**What you will do**.
Search the listing below for the word "save" and copy each line that holds it.

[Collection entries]
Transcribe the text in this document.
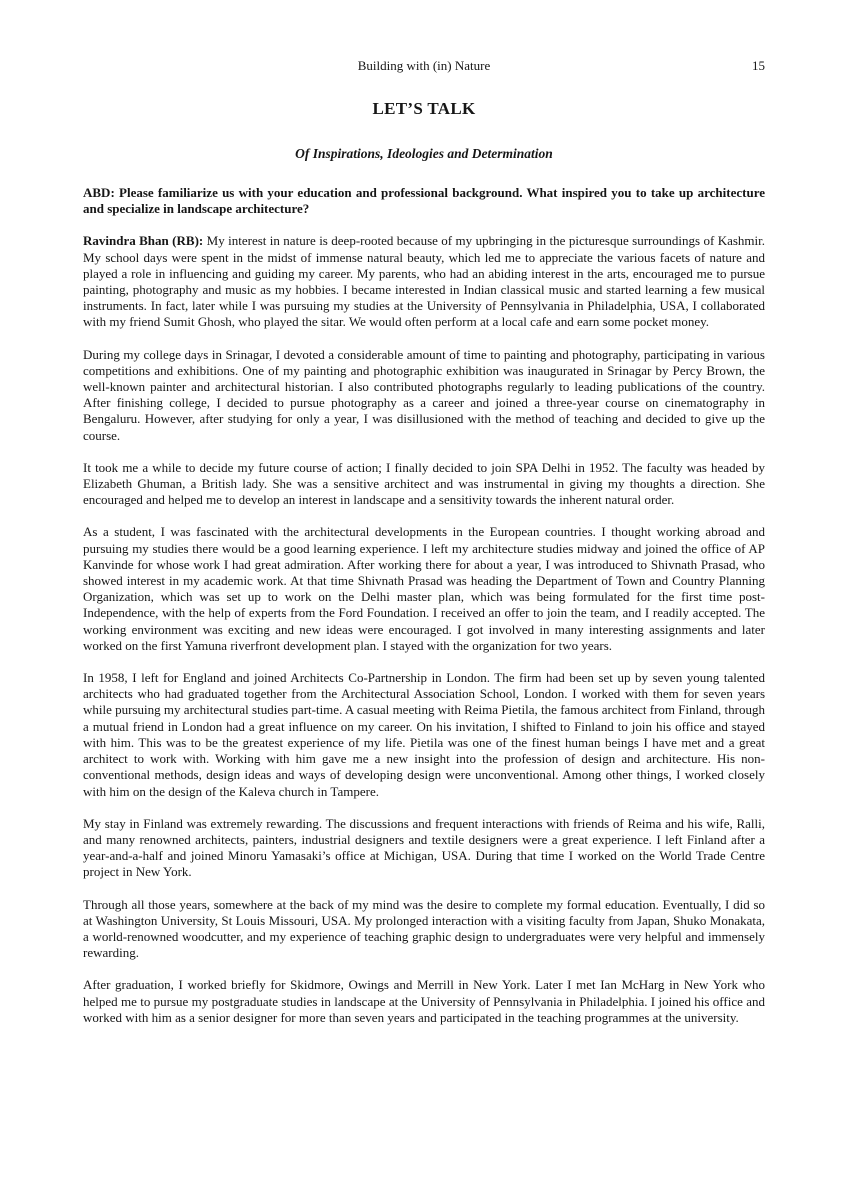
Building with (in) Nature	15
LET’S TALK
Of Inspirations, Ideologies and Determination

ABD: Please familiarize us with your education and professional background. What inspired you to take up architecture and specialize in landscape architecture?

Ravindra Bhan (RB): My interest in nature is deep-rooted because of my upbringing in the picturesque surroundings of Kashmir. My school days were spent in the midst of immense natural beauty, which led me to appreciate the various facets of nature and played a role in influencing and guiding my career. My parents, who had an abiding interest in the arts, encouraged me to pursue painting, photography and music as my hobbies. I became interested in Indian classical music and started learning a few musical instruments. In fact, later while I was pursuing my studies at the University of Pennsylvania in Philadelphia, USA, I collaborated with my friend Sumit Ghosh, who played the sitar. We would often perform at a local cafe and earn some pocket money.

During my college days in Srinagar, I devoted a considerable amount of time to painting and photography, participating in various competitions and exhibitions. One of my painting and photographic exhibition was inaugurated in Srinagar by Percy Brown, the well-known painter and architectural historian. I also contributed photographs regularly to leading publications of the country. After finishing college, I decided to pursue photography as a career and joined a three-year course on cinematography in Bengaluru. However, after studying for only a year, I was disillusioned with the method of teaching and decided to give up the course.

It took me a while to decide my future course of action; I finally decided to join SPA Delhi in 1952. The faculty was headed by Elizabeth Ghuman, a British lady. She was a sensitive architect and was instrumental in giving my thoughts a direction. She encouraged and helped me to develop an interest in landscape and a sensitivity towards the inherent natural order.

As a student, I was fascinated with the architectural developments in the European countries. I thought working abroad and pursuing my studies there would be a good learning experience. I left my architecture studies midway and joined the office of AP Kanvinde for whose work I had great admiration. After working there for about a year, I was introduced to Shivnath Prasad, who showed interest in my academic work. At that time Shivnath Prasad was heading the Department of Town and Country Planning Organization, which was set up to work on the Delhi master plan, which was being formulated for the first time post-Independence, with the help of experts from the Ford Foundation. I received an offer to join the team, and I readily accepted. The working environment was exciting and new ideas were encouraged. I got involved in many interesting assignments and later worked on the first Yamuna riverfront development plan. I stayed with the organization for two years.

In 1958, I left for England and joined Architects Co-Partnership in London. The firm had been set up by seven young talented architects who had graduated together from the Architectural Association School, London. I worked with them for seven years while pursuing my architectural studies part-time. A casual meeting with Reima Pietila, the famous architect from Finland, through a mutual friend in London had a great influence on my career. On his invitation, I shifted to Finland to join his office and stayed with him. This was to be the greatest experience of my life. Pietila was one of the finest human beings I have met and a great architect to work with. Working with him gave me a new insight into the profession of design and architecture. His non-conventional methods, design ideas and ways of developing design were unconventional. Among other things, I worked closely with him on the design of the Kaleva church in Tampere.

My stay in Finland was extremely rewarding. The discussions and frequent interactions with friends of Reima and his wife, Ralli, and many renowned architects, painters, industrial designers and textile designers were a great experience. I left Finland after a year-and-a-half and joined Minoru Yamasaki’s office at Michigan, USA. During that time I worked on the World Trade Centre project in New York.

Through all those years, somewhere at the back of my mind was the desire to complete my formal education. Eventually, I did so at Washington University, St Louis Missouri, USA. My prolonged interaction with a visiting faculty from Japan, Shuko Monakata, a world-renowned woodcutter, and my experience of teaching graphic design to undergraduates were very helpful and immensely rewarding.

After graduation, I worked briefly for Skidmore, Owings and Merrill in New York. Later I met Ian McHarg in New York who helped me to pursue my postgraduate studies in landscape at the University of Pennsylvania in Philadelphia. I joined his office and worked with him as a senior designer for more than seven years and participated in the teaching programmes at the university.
---
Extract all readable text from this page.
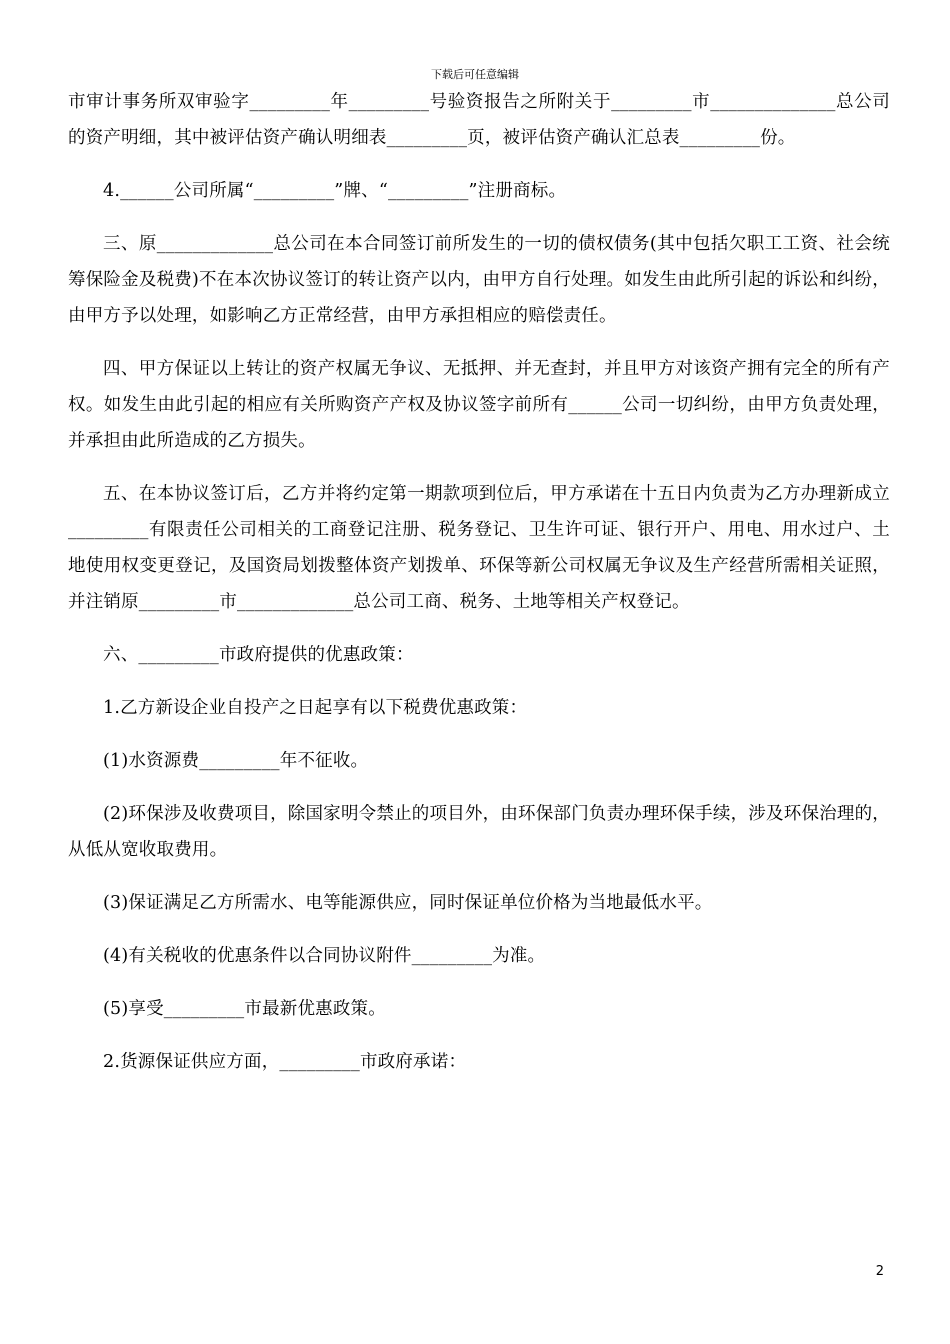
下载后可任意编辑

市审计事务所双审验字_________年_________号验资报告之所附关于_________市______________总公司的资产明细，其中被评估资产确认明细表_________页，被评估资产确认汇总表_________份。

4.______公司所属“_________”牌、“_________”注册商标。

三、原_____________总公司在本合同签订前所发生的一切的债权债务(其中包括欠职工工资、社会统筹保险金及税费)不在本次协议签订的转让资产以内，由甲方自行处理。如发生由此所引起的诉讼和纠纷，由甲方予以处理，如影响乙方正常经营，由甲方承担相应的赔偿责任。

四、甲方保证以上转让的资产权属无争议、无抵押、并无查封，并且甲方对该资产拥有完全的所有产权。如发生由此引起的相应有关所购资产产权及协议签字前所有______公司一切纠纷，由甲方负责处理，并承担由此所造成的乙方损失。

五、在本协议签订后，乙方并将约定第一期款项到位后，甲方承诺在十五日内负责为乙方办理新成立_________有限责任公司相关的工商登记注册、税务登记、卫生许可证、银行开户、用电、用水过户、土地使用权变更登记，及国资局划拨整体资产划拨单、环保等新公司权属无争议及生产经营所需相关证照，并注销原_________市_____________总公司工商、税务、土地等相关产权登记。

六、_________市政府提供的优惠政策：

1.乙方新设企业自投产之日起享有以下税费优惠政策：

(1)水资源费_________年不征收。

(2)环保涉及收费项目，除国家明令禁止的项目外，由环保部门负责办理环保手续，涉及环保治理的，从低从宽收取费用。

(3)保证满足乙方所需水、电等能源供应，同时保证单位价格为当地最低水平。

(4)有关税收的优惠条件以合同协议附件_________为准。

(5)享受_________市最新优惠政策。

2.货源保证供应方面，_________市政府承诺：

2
==
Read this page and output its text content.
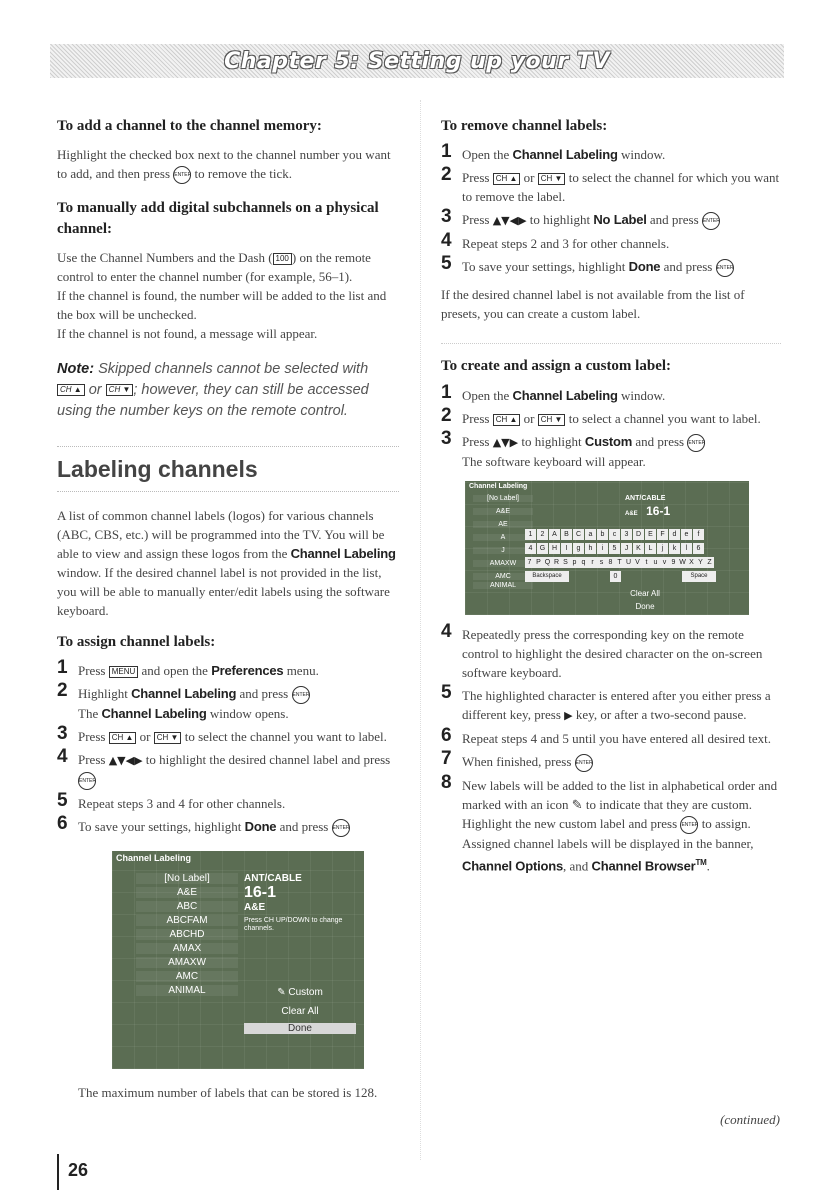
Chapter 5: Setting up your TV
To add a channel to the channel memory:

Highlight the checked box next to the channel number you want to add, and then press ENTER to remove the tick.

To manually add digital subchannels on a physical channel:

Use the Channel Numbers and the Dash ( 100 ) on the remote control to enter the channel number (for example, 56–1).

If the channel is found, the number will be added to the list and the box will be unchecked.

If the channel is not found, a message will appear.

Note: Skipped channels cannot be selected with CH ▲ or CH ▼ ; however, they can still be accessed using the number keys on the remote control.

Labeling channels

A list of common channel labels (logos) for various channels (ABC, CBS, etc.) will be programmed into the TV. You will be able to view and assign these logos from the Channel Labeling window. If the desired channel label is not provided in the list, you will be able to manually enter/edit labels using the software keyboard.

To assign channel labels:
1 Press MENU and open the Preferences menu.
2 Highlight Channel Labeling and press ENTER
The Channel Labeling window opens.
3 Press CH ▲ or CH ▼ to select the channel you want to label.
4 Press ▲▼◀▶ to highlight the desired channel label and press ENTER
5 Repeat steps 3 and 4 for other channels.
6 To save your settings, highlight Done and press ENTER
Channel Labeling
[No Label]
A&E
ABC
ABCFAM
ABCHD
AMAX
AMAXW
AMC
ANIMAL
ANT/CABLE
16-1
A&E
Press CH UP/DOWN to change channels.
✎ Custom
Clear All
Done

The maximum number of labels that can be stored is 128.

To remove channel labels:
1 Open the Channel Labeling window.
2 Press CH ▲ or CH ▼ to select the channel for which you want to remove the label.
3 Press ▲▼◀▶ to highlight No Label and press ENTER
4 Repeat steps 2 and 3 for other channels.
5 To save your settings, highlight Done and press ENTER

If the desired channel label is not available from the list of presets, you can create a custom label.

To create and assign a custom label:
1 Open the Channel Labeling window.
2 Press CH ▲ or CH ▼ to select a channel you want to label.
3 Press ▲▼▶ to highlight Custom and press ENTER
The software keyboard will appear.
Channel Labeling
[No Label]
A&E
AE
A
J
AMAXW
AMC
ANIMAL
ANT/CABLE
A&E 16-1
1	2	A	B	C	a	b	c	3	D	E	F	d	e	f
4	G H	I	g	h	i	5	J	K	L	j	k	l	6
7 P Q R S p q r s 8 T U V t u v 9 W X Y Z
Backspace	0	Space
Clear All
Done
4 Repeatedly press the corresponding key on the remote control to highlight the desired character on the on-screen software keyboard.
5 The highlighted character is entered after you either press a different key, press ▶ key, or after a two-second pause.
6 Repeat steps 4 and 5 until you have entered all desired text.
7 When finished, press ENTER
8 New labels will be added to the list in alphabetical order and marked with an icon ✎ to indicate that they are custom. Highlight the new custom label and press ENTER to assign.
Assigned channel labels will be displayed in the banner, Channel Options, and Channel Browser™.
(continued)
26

**Complete response**.
6 To save your settings, highlight Done and press ENTER
5 To save your settings, highlight Done and press ENTER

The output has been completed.